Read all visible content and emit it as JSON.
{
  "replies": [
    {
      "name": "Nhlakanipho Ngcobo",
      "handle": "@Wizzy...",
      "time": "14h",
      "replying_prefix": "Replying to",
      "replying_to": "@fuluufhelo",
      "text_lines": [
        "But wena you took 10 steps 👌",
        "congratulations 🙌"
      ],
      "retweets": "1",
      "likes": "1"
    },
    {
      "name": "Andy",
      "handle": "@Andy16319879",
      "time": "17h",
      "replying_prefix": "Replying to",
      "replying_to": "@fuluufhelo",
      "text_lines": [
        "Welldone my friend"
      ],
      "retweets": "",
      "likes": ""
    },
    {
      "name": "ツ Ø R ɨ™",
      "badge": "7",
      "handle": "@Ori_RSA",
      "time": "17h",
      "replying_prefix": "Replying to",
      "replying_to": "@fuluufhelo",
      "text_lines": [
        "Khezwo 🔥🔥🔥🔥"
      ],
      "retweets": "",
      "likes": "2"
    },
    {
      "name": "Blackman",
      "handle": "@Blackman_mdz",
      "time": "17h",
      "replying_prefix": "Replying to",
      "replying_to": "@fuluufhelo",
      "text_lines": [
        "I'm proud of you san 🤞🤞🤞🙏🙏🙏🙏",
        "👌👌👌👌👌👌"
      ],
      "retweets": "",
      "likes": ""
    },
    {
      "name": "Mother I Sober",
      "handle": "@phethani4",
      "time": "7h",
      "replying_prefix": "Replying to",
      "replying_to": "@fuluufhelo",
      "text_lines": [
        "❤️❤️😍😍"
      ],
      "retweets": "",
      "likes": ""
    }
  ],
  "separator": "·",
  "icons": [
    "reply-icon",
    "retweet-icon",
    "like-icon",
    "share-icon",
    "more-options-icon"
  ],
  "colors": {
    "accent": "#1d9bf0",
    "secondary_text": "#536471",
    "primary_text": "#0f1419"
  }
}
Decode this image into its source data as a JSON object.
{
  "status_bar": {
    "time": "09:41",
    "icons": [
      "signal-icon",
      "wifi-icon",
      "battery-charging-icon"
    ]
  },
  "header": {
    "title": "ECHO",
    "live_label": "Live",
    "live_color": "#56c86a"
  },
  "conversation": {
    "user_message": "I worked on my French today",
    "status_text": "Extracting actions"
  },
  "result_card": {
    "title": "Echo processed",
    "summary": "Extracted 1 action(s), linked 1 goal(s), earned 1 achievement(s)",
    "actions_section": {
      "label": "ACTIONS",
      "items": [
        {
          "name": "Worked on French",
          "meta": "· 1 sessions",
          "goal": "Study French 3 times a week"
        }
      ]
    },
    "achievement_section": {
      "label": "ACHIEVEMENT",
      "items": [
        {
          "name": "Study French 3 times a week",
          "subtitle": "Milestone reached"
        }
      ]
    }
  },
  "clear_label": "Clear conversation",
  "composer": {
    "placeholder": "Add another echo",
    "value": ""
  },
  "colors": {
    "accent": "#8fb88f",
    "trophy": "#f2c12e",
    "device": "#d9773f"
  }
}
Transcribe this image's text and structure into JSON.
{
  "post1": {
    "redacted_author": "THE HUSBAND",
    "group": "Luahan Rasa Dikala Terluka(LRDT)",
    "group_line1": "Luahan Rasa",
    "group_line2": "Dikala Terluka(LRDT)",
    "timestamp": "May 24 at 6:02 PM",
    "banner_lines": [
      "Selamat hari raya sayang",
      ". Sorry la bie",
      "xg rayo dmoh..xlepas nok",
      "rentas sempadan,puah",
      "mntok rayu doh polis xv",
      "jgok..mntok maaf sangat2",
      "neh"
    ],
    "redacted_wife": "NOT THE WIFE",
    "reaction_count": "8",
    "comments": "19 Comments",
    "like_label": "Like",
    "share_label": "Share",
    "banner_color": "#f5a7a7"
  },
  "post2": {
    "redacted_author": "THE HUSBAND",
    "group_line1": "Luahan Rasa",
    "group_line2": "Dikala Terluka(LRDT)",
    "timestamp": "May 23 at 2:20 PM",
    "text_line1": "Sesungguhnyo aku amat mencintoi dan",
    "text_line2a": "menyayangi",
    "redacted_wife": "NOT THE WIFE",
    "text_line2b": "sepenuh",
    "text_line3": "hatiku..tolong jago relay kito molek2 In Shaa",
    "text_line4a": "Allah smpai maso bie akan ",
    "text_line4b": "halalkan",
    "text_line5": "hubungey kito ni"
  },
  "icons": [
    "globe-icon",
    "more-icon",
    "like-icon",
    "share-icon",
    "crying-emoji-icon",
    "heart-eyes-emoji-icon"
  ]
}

====

DIRECTIVE:
Copy out all of the records above with nothing altered.

THE REPLY:
Read all visible content and emit it as JSON.
{
  "replies": [
    {
      "name": "Nhlakanipho Ngcobo",
      "handle": "@Wizzy...",
      "time": "14h",
      "replying_prefix": "Replying to",
      "replying_to": "@fuluufhelo",
      "text_lines": [
        "But wena you took 10 steps 👌",
        "congratulations 🙌"
      ],
      "retweets": "1",
      "likes": "1"
    },
    {
      "name": "Andy",
      "handle": "@Andy16319879",
      "time": "17h",
      "replying_prefix": "Replying to",
      "replying_to": "@fuluufhelo",
      "text_lines": [
        "Welldone my friend"
      ],
      "retweets": "",
      "likes": ""
    },
    {
      "name": "ツ Ø R ɨ™",
      "badge": "7",
      "handle": "@Ori_RSA",
      "time": "17h",
      "replying_prefix": "Replying to",
      "replying_to": "@fuluufhelo",
      "text_lines": [
        "Khezwo 🔥🔥🔥🔥"
      ],
      "retweets": "",
      "likes": "2"
    },
    {
      "name": "Blackman",
      "handle": "@Blackman_mdz",
      "time": "17h",
      "replying_prefix": "Replying to",
      "replying_to": "@fuluufhelo",
      "text_lines": [
        "I'm proud of you san 🤞🤞🤞🙏🙏🙏🙏",
        "👌👌👌👌👌👌"
      ],
      "retweets": "",
      "likes": ""
    },
    {
      "name": "Mother I Sober",
      "handle": "@phethani4",
      "time": "7h",
      "replying_prefix": "Replying to",
      "replying_to": "@fuluufhelo",
      "text_lines": [
        "❤️❤️😍😍"
      ],
      "retweets": "",
      "likes": ""
    }
  ],
  "separator": "·",
  "icons": [
    "reply-icon",
    "retweet-icon",
    "like-icon",
    "share-icon",
    "more-options-icon"
  ],
  "colors": {
    "accent": "#1d9bf0",
    "secondary_text": "#536471",
    "primary_text": "#0f1419"
  }
}
Decode this image into its source data as a JSON object.
{
  "status_bar": {
    "time": "09:41",
    "icons": [
      "signal-icon",
      "wifi-icon",
      "battery-charging-icon"
    ]
  },
  "header": {
    "title": "ECHO",
    "live_label": "Live",
    "live_color": "#56c86a"
  },
  "conversation": {
    "user_message": "I worked on my French today",
    "status_text": "Extracting actions"
  },
  "result_card": {
    "title": "Echo processed",
    "summary": "Extracted 1 action(s), linked 1 goal(s), earned 1 achievement(s)",
    "actions_section": {
      "label": "ACTIONS",
      "items": [
        {
          "name": "Worked on French",
          "meta": "· 1 sessions",
          "goal": "Study French 3 times a week"
        }
      ]
    },
    "achievement_section": {
      "label": "ACHIEVEMENT",
      "items": [
        {
          "name": "Study French 3 times a week",
          "subtitle": "Milestone reached"
        }
      ]
    }
  },
  "clear_label": "Clear conversation",
  "composer": {
    "placeholder": "Add another echo",
    "value": ""
  },
  "colors": {
    "accent": "#8fb88f",
    "trophy": "#f2c12e",
    "device": "#d9773f"
  }
}
Transcribe this image's text and structure into JSON.
{
  "post1": {
    "redacted_author": "THE HUSBAND",
    "group": "Luahan Rasa Dikala Terluka(LRDT)",
    "group_line1": "Luahan Rasa",
    "group_line2": "Dikala Terluka(LRDT)",
    "timestamp": "May 24 at 6:02 PM",
    "banner_lines": [
      "Selamat hari raya sayang",
      ". Sorry la bie",
      "xg rayo dmoh..xlepas nok",
      "rentas sempadan,puah",
      "mntok rayu doh polis xv",
      "jgok..mntok maaf sangat2",
      "neh"
    ],
    "redacted_wife": "NOT THE WIFE",
    "reaction_count": "8",
    "comments": "19 Comments",
    "like_label": "Like",
    "share_label": "Share",
    "banner_color": "#f5a7a7"
  },
  "post2": {
    "redacted_author": "THE HUSBAND",
    "group_line1": "Luahan Rasa",
    "group_line2": "Dikala Terluka(LRDT)",
    "timestamp": "May 23 at 2:20 PM",
    "text_line1": "Sesungguhnyo aku amat mencintoi dan",
    "text_line2a": "menyayangi",
    "redacted_wife": "NOT THE WIFE",
    "text_line2b": "sepenuh",
    "text_line3": "hatiku..tolong jago relay kito molek2 In Shaa",
    "text_line4a": "Allah smpai maso bie akan ",
    "text_line4b": "halalkan",
    "text_line5": "hubungey kito ni"
  },
  "icons": [
    "globe-icon",
    "more-icon",
    "like-icon",
    "share-icon",
    "crying-emoji-icon",
    "heart-eyes-emoji-icon"
  ]
}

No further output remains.